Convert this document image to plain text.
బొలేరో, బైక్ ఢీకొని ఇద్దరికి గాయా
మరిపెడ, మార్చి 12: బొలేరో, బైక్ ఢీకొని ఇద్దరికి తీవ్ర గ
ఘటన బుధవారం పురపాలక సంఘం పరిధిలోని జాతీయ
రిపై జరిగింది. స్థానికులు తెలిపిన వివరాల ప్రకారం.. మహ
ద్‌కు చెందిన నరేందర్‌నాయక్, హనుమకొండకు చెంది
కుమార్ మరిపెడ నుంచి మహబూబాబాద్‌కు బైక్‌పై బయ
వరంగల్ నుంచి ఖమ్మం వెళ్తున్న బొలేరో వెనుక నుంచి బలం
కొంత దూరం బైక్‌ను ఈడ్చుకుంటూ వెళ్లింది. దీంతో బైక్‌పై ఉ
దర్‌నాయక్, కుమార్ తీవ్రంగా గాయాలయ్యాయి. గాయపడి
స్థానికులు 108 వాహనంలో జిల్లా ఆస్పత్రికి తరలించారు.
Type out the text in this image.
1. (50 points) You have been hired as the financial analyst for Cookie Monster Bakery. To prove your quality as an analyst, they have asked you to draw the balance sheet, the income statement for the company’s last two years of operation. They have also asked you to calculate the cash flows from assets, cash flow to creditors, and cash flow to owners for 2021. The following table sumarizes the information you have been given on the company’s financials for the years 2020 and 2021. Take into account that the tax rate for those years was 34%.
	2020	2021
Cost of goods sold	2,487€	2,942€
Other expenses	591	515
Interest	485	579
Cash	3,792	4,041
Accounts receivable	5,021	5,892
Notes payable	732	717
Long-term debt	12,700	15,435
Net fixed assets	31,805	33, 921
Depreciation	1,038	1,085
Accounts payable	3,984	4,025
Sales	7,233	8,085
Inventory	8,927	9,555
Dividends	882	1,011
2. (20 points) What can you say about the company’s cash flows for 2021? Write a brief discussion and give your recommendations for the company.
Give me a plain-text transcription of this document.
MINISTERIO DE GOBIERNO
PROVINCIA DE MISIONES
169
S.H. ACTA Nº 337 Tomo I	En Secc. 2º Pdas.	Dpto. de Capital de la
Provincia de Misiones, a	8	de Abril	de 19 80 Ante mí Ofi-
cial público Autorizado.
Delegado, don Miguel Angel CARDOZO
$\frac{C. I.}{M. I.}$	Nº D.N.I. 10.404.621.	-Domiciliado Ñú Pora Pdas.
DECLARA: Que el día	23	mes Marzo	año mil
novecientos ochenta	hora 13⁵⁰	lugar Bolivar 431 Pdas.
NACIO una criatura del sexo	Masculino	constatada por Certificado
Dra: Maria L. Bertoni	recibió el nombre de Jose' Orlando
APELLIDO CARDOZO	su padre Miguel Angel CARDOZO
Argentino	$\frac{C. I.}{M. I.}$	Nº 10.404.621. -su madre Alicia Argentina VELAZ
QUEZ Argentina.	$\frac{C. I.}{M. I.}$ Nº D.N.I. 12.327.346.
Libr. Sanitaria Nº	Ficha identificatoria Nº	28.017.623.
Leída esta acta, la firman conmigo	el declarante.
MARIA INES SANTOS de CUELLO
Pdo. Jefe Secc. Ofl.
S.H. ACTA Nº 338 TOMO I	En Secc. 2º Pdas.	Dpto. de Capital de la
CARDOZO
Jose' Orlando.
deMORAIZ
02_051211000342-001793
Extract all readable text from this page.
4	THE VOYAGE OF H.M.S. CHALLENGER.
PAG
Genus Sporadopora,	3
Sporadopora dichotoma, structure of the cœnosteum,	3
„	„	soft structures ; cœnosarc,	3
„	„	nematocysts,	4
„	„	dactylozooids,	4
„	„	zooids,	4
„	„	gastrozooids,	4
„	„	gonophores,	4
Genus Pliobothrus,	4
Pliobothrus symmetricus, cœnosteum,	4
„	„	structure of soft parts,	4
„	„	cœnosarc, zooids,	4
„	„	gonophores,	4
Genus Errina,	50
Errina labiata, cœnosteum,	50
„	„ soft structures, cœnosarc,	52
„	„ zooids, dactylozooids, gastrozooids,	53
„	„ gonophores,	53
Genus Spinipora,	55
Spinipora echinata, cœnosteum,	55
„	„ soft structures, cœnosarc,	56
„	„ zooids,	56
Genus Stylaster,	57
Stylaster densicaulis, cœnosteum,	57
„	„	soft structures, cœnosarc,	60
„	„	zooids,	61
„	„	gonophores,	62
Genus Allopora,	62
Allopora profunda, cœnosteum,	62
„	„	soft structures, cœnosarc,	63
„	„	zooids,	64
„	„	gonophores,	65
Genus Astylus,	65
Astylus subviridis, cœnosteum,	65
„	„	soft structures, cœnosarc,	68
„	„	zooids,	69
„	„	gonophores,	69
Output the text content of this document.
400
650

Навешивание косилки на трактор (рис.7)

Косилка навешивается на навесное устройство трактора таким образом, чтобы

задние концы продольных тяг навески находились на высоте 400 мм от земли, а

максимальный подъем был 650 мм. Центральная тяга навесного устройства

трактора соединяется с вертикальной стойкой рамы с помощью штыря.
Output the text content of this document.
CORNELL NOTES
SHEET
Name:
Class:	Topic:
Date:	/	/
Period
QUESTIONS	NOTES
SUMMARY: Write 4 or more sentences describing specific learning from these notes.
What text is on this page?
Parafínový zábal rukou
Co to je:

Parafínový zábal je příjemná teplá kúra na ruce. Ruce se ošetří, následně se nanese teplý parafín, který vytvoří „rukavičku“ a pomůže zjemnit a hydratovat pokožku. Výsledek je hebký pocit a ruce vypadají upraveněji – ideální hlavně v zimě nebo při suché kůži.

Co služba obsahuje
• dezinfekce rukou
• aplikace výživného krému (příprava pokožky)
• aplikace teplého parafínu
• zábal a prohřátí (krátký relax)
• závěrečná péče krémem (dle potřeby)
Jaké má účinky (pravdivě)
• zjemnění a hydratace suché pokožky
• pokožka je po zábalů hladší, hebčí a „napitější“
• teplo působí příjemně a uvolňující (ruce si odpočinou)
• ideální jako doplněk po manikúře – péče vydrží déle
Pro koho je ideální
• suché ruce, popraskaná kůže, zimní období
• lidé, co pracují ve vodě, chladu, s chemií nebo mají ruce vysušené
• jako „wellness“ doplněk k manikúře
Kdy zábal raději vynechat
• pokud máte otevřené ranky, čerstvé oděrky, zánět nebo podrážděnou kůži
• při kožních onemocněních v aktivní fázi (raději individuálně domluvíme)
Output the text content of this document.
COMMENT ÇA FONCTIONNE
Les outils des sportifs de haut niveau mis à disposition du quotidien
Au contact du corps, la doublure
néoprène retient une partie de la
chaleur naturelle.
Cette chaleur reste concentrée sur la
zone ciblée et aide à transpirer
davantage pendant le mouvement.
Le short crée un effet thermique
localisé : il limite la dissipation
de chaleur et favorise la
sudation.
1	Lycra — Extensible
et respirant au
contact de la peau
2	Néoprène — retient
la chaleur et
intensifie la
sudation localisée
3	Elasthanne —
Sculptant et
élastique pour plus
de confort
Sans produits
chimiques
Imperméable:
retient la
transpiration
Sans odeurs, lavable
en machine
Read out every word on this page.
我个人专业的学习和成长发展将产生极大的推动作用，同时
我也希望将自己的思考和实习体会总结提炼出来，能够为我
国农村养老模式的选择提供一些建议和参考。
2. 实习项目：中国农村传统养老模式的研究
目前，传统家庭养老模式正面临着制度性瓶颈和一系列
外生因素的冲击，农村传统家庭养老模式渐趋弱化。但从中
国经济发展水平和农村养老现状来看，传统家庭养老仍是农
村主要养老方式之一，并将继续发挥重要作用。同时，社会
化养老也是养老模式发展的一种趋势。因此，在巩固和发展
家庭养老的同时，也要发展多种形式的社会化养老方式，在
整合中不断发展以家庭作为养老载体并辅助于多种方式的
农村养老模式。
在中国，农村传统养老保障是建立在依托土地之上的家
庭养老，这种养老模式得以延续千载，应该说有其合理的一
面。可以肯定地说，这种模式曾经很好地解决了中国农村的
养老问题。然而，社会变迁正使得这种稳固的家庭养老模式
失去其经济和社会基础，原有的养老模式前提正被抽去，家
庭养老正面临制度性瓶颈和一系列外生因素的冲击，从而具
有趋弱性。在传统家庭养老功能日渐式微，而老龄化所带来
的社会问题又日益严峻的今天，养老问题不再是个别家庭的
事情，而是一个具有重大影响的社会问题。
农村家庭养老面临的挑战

■ **Given instruction**
Copy each line of the entries that includes the word "Write".

■ **Exercise output**
2. (20 points) What can you say about the company’s cash flows for 2021? Write a brief discussion and give your recommendations for the company.
SUMMARY: Write 4 or more sentences describing specific learning from these notes.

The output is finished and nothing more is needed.